** Start DATA TO USE **
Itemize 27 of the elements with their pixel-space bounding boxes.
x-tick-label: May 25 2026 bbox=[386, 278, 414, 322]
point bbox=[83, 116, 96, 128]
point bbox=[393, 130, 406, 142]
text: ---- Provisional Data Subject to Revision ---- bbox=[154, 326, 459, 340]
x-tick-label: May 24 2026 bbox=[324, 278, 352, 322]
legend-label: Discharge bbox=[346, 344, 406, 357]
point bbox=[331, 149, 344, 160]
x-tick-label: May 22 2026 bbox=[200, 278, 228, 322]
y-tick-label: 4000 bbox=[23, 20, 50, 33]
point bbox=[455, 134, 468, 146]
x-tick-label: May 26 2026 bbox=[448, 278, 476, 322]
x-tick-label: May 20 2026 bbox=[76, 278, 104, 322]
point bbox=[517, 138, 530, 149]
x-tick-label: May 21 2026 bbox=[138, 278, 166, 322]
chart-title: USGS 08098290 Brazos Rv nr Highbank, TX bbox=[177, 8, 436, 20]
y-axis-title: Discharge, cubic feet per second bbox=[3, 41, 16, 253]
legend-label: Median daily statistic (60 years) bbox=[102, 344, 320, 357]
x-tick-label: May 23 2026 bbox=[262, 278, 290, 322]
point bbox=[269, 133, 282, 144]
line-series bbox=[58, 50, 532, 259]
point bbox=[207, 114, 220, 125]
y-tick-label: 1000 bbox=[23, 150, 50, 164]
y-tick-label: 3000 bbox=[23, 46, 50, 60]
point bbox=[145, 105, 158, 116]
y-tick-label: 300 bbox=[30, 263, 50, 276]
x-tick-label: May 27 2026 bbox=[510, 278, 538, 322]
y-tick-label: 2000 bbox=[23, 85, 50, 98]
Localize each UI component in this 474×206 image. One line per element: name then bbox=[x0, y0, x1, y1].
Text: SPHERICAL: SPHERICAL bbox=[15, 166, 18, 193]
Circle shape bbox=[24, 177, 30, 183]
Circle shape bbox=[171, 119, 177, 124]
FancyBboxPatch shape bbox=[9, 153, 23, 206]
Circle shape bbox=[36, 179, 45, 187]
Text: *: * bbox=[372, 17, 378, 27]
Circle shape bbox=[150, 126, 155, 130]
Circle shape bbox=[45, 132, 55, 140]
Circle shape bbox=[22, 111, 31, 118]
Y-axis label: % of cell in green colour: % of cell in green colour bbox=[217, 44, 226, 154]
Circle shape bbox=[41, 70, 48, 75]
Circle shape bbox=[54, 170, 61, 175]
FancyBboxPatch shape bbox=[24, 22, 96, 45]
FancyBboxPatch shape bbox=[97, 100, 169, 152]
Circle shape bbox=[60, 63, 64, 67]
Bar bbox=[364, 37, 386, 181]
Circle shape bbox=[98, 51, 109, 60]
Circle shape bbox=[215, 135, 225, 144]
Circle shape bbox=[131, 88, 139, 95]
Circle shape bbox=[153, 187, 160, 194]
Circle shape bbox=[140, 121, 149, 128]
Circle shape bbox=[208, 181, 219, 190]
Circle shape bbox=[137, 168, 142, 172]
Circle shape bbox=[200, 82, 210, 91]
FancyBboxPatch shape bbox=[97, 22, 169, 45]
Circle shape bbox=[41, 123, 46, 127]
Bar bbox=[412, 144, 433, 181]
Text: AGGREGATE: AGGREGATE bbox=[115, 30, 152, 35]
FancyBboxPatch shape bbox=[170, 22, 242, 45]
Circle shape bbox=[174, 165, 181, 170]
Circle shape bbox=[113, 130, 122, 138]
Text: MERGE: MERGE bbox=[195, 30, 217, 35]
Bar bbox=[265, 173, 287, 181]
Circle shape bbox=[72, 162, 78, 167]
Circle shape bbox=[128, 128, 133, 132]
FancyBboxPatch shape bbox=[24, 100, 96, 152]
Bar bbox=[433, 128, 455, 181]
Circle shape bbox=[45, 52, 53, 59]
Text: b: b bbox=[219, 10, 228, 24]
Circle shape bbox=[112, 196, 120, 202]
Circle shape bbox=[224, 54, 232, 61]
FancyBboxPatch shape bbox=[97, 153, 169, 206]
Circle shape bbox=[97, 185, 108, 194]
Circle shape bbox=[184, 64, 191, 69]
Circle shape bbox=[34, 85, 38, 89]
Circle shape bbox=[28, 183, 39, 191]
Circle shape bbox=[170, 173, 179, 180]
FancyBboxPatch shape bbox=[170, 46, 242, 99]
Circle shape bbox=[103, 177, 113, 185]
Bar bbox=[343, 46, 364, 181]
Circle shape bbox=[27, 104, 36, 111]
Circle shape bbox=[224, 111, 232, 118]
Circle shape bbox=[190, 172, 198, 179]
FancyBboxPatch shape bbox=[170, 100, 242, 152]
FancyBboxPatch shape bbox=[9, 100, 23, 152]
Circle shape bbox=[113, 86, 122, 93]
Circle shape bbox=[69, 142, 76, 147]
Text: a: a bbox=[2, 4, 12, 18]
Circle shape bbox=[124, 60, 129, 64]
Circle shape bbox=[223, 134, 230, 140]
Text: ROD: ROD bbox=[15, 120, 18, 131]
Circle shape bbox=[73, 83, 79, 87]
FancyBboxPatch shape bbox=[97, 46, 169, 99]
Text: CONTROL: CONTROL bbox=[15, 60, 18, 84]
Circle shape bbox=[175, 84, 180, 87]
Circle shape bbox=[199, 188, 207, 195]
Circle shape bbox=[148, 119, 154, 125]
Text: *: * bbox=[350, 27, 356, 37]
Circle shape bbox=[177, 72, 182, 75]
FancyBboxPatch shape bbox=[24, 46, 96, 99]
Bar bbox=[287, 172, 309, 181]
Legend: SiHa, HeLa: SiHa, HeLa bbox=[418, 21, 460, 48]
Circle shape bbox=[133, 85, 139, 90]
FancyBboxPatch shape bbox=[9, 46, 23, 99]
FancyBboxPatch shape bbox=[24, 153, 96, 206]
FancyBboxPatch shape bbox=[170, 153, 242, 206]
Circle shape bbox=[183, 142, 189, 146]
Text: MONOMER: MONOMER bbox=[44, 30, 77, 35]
** End DATA TO USE **
** Start DATA TO USE **
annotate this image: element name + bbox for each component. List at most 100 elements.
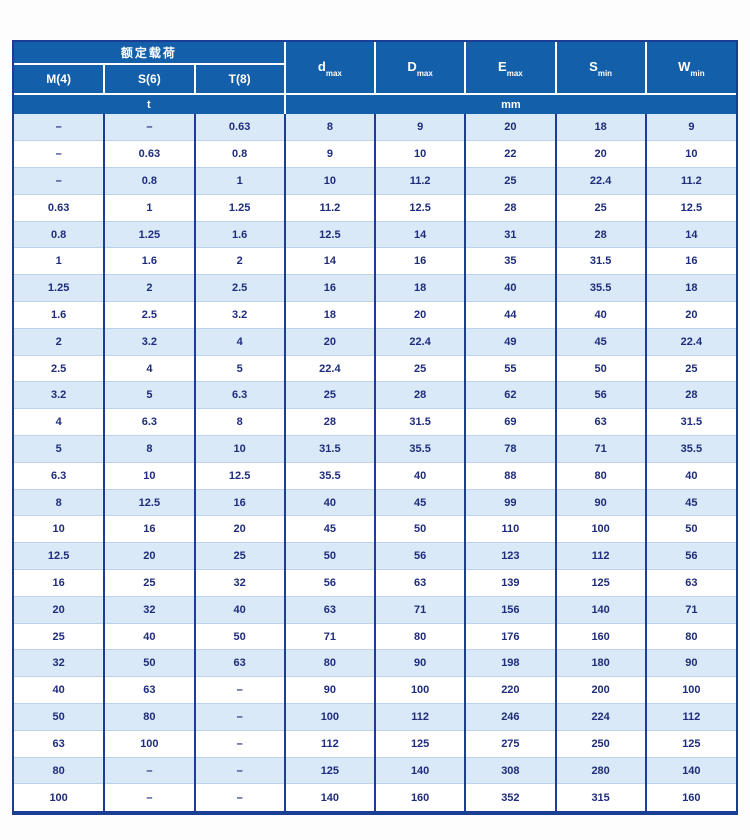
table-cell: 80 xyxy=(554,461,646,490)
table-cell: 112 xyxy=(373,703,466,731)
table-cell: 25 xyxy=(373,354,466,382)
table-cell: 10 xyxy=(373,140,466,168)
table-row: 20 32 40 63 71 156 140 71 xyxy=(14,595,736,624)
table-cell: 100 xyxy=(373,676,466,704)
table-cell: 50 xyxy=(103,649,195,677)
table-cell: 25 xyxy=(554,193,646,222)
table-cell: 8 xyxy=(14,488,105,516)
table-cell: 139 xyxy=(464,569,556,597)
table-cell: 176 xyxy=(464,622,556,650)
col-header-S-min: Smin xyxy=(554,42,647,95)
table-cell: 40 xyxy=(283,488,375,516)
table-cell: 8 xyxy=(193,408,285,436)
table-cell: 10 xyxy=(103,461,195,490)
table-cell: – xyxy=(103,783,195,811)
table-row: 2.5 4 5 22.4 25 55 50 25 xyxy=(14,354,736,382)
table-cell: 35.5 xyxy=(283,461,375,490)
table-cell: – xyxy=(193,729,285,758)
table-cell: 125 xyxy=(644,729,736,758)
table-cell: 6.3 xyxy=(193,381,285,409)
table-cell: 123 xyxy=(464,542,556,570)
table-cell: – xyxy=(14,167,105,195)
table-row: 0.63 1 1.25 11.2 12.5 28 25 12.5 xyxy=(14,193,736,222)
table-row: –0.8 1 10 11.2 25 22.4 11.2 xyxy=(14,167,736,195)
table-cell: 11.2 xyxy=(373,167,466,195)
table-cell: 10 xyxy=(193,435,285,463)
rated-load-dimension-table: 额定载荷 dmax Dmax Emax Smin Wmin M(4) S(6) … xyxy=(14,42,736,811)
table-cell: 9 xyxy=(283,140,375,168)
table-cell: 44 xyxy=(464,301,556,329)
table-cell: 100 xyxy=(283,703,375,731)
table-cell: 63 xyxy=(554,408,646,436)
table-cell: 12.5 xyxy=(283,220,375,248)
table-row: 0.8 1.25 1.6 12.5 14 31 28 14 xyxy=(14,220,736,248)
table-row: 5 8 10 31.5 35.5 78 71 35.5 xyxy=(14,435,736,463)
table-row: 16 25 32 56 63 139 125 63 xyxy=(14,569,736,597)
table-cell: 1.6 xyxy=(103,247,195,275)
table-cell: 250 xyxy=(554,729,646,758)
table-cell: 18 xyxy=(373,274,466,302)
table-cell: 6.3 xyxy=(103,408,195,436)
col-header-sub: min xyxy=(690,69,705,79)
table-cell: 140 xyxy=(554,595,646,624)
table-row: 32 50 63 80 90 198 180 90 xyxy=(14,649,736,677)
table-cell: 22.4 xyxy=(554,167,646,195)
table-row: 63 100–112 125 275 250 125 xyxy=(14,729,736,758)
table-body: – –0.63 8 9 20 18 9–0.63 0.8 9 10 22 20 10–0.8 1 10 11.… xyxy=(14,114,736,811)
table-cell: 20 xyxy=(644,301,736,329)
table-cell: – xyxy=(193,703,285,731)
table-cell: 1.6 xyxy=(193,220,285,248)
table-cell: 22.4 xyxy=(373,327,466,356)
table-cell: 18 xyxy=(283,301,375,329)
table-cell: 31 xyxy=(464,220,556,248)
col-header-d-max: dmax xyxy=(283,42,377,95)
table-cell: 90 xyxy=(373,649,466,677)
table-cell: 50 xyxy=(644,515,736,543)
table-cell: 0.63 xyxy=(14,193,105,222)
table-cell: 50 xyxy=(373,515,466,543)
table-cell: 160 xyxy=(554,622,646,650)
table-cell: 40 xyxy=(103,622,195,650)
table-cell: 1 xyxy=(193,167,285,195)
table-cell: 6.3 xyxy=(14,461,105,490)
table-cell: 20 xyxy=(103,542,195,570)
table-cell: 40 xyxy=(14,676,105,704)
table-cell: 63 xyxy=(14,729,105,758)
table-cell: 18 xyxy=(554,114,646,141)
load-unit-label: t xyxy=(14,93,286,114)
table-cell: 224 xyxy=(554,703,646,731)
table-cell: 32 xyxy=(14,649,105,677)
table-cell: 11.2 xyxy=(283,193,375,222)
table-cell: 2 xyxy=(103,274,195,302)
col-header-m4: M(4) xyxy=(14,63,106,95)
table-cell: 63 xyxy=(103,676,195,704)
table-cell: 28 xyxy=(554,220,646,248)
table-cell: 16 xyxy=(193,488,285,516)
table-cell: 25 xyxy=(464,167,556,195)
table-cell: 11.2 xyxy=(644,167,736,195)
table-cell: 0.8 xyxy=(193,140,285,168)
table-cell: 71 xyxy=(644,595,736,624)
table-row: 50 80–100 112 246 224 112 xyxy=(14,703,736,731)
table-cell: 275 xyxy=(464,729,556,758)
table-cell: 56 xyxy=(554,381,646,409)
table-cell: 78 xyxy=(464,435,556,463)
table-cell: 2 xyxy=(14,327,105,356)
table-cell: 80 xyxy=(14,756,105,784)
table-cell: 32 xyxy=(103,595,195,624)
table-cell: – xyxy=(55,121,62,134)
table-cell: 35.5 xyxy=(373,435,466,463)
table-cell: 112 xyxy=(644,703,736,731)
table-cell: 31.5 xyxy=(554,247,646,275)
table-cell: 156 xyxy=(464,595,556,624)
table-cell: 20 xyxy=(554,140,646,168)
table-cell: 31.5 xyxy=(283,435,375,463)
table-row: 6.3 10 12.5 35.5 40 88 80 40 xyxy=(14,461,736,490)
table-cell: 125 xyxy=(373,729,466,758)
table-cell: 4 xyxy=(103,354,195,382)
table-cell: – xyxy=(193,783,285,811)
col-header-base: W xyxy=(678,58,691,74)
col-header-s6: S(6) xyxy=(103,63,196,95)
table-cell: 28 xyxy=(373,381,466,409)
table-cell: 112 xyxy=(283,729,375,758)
** End DATA TO USE **
- _WORK INSTRUCTIONS_
Write out, character for character, every line of the records from the line with "table-cell: 80 xyxy=(554,461,646,490)" through the line with "table-row: 5 8", including both of those lines.

- _RESULT OF THIS EXERCISE_
table-cell: 80 xyxy=(554,461,646,490)
table-cell: 112 xyxy=(373,703,466,731)
table-cell: 25 xyxy=(373,354,466,382)
table-cell: 10 xyxy=(373,140,466,168)
table-row: 20 32 40 63 71 156 140 71 xyxy=(14,595,736,624)
table-cell: 100 xyxy=(373,676,466,704)
table-cell: 50 xyxy=(103,649,195,677)
table-cell: 25 xyxy=(554,193,646,222)
table-cell: 8 xyxy=(14,488,105,516)
table-cell: 139 xyxy=(464,569,556,597)
table-cell: 176 xyxy=(464,622,556,650)
col-header-S-min: Smin xyxy=(554,42,647,95)
table-cell: 40 xyxy=(283,488,375,516)
table-cell: 8 xyxy=(193,408,285,436)
table-cell: 10 xyxy=(103,461,195,490)
table-cell: – xyxy=(103,783,195,811)
table-row: 2.5 4 5 22.4 25 55 50 25 xyxy=(14,354,736,382)
table-cell: 35.5 xyxy=(283,461,375,490)
table-cell: – xyxy=(193,729,285,758)
table-cell: 125 xyxy=(644,729,736,758)
table-cell: 6.3 xyxy=(193,381,285,409)
table-cell: 123 xyxy=(464,542,556,570)
table-cell: – xyxy=(14,167,105,195)
table-row: 0.63 1 1.25 11.2 12.5 28 25 12.5 xyxy=(14,193,736,222)
table-row: –0.8 1 10 11.2 25 22.4 11.2 xyxy=(14,167,736,195)
table-cell: 11.2 xyxy=(373,167,466,195)
table-cell: 10 xyxy=(193,435,285,463)
rated-load-dimension-table: 额定载荷 dmax Dmax Emax Smin Wmin M(4) S(6) … xyxy=(14,42,736,811)
table-cell: 9 xyxy=(283,140,375,168)
table-cell: 44 xyxy=(464,301,556,329)
table-cell: 100 xyxy=(283,703,375,731)
table-cell: 63 xyxy=(554,408,646,436)
table-cell: 12.5 xyxy=(283,220,375,248)
table-row: 0.8 1.25 1.6 12.5 14 31 28 14 xyxy=(14,220,736,248)
table-row: 5 8 10 31.5 35.5 78 71 35.5 xyxy=(14,435,736,463)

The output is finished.